**STATED GOAL**
Emit the line that holds "Convert this document image to plain text." and all lines following it through the end of the data, verbatim, and nothing else.

**RECORD EXTRACTS**
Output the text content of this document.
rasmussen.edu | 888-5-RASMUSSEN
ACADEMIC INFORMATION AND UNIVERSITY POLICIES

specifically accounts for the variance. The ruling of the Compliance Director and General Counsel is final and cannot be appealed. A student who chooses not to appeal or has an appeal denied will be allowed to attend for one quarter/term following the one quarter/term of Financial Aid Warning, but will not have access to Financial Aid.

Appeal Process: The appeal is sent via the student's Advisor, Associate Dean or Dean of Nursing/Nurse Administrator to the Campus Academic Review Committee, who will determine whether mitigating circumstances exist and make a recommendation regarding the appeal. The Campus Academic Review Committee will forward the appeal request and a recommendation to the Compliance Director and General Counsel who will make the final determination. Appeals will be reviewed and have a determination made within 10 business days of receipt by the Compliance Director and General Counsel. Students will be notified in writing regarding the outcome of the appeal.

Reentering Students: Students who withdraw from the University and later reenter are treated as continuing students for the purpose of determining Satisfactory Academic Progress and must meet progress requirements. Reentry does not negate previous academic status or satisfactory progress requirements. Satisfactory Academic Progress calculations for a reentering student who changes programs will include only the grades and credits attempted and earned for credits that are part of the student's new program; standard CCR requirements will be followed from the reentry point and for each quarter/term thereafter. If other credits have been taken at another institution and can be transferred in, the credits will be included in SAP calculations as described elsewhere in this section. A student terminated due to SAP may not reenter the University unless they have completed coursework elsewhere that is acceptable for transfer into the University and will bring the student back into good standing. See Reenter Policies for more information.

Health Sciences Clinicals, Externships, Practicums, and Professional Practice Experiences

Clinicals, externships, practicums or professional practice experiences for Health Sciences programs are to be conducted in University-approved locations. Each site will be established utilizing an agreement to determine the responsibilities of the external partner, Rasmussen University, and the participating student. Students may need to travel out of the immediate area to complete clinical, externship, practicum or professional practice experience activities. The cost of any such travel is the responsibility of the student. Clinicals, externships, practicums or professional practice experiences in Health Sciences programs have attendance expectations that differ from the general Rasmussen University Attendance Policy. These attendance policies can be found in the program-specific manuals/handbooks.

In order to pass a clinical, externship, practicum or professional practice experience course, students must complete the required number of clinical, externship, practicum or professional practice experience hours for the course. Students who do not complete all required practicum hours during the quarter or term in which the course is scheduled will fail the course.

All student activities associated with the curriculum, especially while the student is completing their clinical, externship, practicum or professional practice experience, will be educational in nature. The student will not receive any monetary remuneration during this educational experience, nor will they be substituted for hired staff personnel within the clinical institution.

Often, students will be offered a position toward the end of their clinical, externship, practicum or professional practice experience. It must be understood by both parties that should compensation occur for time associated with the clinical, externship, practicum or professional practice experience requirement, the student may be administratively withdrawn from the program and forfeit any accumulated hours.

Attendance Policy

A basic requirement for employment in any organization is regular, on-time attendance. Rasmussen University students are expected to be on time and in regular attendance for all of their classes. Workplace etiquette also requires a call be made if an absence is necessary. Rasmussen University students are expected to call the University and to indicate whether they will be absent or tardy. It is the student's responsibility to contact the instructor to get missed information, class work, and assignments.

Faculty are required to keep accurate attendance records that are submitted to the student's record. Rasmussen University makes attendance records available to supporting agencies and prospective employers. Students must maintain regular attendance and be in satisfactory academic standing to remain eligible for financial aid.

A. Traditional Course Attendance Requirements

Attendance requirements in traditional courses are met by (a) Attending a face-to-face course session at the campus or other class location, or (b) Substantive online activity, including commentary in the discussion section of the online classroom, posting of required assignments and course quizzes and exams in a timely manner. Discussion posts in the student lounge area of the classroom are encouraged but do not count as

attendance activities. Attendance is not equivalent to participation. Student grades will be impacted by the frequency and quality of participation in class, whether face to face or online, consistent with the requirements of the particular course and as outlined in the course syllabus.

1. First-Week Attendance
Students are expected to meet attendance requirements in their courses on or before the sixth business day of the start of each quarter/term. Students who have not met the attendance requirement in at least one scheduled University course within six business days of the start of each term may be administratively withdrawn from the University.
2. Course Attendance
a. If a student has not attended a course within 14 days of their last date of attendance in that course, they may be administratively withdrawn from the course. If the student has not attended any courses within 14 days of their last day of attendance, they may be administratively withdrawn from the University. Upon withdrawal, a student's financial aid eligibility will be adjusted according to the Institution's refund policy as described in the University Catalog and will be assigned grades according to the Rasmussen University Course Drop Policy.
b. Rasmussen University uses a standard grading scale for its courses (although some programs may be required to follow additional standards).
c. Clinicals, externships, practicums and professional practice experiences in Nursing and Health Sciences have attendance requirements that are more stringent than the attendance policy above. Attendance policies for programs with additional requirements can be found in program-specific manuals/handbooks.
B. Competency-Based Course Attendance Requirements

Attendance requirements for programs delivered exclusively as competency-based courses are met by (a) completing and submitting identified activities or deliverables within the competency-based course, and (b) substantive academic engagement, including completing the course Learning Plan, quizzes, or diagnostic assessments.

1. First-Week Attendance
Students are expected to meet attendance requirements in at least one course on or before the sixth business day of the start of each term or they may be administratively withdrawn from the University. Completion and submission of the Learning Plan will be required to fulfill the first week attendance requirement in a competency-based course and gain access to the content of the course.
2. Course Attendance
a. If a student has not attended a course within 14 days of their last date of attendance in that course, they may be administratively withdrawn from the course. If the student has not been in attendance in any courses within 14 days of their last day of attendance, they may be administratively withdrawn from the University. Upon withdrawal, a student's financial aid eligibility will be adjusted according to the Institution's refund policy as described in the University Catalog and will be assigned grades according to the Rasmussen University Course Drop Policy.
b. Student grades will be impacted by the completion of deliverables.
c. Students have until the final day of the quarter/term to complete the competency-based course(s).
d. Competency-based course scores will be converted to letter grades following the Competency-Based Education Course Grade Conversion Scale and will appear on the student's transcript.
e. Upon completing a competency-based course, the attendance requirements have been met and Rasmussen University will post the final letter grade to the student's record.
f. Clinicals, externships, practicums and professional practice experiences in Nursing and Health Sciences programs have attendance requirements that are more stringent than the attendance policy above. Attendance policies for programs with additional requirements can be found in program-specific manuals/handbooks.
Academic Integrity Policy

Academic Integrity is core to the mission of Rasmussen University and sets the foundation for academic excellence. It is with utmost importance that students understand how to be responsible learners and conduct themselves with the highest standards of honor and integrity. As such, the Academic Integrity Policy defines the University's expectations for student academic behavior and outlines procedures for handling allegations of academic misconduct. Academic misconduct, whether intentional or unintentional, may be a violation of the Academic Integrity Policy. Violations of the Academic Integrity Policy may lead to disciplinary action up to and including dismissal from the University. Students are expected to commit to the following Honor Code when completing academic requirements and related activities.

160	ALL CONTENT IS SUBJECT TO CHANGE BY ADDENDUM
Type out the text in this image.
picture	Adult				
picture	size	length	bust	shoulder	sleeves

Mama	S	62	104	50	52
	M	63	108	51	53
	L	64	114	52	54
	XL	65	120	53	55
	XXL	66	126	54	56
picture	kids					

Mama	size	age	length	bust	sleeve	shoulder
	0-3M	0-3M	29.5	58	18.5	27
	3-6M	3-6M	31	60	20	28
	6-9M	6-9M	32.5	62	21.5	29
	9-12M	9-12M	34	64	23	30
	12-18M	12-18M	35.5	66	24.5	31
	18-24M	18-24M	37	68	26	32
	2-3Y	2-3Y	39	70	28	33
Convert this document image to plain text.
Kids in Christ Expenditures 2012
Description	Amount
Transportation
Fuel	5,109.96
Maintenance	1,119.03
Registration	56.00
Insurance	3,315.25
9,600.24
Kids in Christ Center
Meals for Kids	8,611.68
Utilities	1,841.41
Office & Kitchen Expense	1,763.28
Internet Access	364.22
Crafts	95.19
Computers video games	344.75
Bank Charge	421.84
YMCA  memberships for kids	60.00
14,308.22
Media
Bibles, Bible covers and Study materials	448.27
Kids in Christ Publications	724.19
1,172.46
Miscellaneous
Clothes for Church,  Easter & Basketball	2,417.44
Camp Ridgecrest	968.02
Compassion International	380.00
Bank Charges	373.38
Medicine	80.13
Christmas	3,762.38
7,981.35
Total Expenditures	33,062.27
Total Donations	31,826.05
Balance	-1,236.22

**RESPONSE TO THIS TASK**
Convert this document image to plain text.
Kids in Christ Expenditures 2012
Description	Amount
Transportation
Fuel	5,109.96
Maintenance	1,119.03
Registration	56.00
Insurance	3,315.25
9,600.24
Kids in Christ Center
Meals for Kids	8,611.68
Utilities	1,841.41
Office & Kitchen Expense	1,763.28
Internet Access	364.22
Crafts	95.19
Computers video games	344.75
Bank Charge	421.84
YMCA  memberships for kids	60.00
14,308.22
Media
Bibles, Bible covers and Study materials	448.27
Kids in Christ Publications	724.19
1,172.46
Miscellaneous
Clothes for Church,  Easter & Basketball	2,417.44
Camp Ridgecrest	968.02
Compassion International	380.00
Bank Charges	373.38
Medicine	80.13
Christmas	3,762.38
7,981.35
Total Expenditures	33,062.27
Total Donations	31,826.05
Balance	-1,236.22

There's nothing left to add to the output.